- Text section
»»
Social Problems in Computer Science - timr
http://jhamrick.mit.edu/2010/07/27/social-problems-in-computer-science/
======
Towle_
"Person A: I need to reinstall this computer with Debian, but I don’t have a
CD or DVD burner or any flash media. I’m not sure if I have any other options.
Could you help me? Person B: I don’t have time. Just use PXE."

The author is contriving a bullshit situation to make her point. If Person A
is unwilling to ask what PXE is for fear of looking stupid, then they sure as
shit aren't going to explicitly ask for help. Person A is only asking for help
because she made them ask for help. That doesn't make any sense. If the
problem here is communication like she says it is, she could at least provide
a realistic communication scenario. How that conversation really went down:

Person A: I need to reinstall this computer with Debian, but I don’t have a CD
or DVD burner or any flash media.

Person B: Just use PXE.

Oh snap. Now Person B seems like less of a complete asshole. He just thinks
he's being asked an information question, _not a request for ongoing help and
support._ The author is right, there is a communication problem. And she's
part of it.
««
- What the exercise asks
Reproduce the forum comment on social problems in computer science word for word, in its entirety.

(Recorded data)
»»
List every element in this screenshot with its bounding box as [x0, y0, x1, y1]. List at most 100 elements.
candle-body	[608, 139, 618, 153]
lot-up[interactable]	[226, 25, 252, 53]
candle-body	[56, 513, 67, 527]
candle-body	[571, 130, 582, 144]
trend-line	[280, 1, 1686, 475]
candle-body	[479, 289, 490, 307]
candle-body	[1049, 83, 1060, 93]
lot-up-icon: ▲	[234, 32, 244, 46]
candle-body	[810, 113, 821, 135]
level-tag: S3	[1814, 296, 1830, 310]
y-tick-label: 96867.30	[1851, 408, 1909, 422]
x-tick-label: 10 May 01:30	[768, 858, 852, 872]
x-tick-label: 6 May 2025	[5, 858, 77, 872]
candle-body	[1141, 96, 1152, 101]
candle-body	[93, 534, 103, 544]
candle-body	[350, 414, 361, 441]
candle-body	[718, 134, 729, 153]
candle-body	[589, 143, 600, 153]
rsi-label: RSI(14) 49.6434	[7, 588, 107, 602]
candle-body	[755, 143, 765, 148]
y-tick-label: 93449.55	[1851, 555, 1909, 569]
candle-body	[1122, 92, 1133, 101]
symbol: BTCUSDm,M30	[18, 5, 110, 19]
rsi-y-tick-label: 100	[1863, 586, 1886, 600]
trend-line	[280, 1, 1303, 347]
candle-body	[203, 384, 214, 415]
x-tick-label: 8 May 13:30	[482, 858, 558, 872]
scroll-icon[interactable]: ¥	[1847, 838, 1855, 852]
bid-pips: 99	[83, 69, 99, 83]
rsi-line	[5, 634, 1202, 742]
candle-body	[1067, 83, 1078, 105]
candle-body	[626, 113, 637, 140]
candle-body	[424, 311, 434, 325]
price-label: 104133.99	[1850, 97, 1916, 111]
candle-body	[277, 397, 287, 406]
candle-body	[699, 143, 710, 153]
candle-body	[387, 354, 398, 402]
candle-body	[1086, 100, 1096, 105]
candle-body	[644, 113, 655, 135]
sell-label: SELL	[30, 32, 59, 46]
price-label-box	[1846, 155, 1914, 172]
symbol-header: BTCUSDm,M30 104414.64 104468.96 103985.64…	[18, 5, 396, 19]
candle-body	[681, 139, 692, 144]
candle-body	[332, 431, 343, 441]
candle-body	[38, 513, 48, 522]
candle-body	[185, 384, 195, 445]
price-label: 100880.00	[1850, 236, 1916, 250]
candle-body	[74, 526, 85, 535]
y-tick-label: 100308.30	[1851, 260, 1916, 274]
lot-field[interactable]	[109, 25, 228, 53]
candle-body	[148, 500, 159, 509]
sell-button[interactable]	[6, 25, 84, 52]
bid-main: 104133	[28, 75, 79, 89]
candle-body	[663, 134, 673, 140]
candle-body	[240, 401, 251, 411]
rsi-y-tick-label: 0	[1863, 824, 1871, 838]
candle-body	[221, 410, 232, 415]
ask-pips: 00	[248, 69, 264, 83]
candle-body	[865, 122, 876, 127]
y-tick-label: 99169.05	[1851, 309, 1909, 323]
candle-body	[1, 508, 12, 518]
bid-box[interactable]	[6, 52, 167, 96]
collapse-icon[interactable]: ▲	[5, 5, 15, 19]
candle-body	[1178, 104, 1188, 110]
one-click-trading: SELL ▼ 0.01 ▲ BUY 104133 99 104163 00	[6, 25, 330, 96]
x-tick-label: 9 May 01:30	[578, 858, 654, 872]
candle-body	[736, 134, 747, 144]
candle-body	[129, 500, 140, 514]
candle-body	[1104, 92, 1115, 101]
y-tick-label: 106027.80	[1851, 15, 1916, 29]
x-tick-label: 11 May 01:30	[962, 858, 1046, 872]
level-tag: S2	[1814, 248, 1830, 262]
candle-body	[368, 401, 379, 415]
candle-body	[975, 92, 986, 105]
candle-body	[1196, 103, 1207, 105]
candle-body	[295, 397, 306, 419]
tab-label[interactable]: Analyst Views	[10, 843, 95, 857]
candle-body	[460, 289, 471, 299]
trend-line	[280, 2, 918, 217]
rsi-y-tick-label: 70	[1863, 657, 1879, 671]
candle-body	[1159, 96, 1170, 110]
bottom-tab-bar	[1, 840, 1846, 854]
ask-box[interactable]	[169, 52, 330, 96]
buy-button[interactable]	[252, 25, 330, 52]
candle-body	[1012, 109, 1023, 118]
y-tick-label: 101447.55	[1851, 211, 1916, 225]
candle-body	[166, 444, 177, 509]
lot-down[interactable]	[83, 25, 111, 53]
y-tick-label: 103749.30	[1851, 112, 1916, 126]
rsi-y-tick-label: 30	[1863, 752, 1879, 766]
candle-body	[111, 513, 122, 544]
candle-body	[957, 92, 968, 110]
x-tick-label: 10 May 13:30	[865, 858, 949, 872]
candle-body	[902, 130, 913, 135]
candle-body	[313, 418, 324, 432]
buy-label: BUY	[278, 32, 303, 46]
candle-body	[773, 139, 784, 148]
««
- Completed task
Social Problems in Computer Science - timr
http://jhamrick.mit.edu/2010/07/27/social-problems-in-computer-science/
======
Towle_
"Person A: I need to reinstall this computer with Debian, but I don’t have a
CD or DVD burner or any flash media. I’m not sure if I have any other options.
Could you help me? Person B: I don’t have time. Just use PXE."

The author is contriving a bullshit situation to make her point. If Person A
is unwilling to ask what PXE is for fear of looking stupid, then they sure as
shit aren't going to explicitly ask for help. Person A is only asking for help
because she made them ask for help. That doesn't make any sense. If the
problem here is communication like she says it is, she could at least provide
a realistic communication scenario. How that conversation really went down:

Person A: I need to reinstall this computer with Debian, but I don’t have a CD
or DVD burner or any flash media.

Person B: Just use PXE.

Oh snap. Now Person B seems like less of a complete asshole. He just thinks
he's being asked an information question, _not a request for ongoing help and
support._ The author is right, there is a communication problem. And she's
part of it.